Goal:
Gather every line in the records below that contains the word "screenshot".

───── Data extract ─────

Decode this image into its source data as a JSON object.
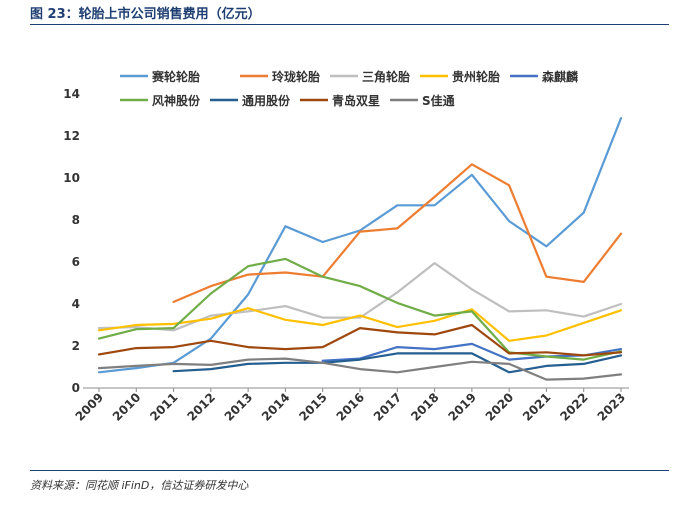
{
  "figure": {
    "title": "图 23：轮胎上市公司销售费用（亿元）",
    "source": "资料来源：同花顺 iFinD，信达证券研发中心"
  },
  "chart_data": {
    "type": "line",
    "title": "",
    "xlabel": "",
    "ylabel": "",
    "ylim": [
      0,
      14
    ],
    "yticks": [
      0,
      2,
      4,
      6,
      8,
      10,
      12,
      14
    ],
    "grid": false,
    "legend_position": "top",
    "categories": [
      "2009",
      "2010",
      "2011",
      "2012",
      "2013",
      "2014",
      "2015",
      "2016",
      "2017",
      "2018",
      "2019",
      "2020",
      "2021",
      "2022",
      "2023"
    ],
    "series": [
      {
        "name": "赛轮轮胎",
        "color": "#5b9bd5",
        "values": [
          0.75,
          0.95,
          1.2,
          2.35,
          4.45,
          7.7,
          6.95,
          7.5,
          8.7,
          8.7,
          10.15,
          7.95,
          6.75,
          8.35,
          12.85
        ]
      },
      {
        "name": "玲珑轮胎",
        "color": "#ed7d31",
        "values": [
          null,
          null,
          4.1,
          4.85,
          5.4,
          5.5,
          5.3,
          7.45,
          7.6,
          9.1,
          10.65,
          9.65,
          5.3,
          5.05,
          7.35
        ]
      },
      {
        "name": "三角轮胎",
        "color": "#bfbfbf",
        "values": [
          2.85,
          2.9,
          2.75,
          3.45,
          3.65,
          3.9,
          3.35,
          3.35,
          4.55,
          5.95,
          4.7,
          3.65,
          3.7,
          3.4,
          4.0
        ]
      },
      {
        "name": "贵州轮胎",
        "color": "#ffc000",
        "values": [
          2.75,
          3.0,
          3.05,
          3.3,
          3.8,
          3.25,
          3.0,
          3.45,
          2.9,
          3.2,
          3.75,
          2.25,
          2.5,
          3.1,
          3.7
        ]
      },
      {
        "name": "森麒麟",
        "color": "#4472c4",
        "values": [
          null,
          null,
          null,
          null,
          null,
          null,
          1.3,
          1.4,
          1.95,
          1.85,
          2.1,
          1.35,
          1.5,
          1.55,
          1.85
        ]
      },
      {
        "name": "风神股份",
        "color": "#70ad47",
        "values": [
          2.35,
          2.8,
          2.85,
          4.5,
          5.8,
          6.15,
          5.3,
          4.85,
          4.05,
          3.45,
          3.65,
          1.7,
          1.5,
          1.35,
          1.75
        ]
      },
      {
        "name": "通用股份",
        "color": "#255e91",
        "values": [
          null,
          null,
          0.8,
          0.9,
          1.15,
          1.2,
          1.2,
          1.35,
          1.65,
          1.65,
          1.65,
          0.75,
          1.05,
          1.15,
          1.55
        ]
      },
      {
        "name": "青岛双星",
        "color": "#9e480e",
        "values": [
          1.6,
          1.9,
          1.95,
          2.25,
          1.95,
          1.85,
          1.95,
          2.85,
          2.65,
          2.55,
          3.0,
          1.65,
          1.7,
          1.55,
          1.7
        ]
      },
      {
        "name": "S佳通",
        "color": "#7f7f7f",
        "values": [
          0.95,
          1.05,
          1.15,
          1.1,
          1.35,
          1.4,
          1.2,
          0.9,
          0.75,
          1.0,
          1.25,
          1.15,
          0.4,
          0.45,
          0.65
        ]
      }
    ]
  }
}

─────
───── Data extract ─────

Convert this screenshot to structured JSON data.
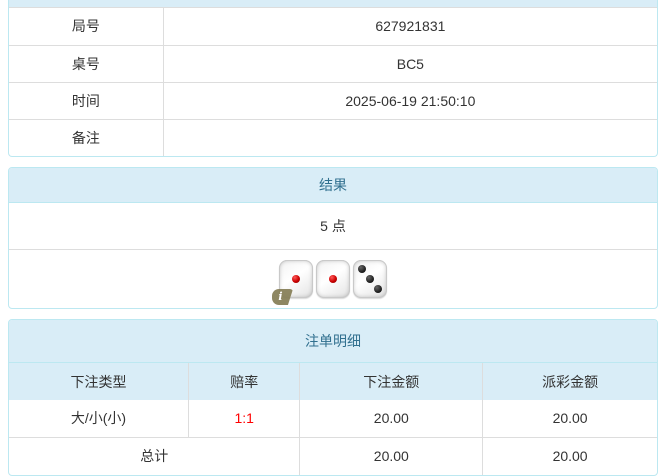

─────
───── Data extract ─────

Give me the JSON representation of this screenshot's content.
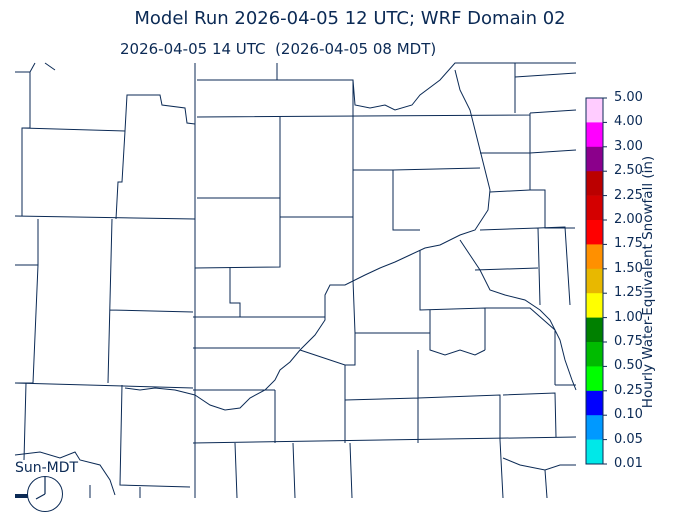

─────

Answer to this task:
Convert this screenshot to structured JSON data.
Give me the JSON representation of this screenshot's content.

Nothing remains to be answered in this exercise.